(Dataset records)
____

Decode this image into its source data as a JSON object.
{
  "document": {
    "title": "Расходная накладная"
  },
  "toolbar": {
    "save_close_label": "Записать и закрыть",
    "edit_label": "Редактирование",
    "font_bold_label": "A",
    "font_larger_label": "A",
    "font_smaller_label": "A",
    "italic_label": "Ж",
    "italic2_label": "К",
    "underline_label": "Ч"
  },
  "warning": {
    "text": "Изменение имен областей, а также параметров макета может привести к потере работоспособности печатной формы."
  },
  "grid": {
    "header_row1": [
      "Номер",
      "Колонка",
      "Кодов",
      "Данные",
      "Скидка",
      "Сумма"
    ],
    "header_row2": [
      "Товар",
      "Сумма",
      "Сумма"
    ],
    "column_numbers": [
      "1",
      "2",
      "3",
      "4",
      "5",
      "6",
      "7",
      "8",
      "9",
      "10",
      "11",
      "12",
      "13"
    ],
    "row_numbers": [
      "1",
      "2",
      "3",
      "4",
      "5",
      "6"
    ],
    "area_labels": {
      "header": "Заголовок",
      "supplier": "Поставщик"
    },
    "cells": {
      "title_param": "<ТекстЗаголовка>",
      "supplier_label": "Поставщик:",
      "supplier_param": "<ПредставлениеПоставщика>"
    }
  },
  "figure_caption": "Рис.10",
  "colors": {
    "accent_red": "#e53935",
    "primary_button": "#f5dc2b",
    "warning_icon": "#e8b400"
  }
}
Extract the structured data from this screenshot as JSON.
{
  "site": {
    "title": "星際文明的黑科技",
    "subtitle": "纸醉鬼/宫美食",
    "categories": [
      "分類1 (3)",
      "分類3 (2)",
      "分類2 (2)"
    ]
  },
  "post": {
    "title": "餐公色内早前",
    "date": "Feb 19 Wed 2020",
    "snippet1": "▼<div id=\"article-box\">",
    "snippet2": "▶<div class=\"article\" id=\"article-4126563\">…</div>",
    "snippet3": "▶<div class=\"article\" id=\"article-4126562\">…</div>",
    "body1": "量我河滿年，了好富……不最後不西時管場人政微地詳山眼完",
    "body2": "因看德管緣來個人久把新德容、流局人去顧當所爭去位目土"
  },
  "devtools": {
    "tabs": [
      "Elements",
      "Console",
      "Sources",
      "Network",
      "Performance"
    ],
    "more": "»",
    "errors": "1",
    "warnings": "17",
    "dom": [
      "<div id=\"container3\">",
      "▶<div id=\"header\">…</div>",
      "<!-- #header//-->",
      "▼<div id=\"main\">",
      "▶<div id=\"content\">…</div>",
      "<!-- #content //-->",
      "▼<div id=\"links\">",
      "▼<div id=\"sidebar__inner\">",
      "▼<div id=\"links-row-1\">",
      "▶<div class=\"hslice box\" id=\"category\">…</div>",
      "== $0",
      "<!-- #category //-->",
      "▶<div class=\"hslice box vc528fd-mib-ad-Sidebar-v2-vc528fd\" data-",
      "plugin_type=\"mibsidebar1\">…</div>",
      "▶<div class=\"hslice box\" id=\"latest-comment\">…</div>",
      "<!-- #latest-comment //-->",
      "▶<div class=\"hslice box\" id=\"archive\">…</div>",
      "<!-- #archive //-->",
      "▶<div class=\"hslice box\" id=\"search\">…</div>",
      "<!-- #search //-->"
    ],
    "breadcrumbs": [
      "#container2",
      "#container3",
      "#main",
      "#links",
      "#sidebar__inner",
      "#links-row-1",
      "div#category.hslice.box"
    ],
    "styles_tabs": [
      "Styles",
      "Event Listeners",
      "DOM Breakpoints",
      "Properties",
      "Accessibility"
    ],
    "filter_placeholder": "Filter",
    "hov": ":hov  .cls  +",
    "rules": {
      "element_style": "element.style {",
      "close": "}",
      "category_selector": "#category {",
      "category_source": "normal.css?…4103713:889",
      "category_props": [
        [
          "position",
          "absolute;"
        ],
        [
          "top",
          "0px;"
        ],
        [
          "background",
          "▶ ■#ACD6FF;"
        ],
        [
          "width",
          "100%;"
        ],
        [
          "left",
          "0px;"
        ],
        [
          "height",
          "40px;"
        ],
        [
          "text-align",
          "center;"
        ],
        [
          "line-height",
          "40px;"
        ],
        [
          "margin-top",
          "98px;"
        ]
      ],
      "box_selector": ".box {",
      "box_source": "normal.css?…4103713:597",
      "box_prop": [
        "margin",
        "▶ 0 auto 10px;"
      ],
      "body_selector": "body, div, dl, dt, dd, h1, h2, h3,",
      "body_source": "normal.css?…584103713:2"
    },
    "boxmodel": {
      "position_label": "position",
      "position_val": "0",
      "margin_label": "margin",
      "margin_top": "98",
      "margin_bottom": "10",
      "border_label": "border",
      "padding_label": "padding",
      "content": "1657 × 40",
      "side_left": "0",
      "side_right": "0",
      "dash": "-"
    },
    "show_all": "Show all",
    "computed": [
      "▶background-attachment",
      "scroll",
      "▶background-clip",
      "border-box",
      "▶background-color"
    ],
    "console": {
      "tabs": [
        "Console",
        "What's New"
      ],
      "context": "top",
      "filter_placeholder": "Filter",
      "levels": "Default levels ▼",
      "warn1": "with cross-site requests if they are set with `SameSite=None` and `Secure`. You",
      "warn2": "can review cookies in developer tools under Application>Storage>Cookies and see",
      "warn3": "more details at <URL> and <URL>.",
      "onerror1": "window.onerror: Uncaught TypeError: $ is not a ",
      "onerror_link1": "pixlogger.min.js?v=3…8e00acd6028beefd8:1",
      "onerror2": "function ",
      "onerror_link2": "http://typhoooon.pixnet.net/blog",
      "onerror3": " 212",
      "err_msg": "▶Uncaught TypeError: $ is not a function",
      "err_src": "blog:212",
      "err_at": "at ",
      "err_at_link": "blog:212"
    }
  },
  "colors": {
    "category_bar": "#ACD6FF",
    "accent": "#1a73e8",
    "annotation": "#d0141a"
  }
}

____

Exercise requirements
Take every line from the data that contains the word "hslice".

Correct answer
      "▶<div class=\"hslice box\" id=\"category\">…</div>",
      "▶<div class=\"hslice box vc528fd-mib-ad-Sidebar-v2-vc528fd\" data-",
      "▶<div class=\"hslice box\" id=\"latest-comment\">…</div>",
      "▶<div class=\"hslice box\" id=\"archive\">…</div>",
      "▶<div class=\"hslice box\" id=\"search\">…</div>",
      "div#category.hslice.box"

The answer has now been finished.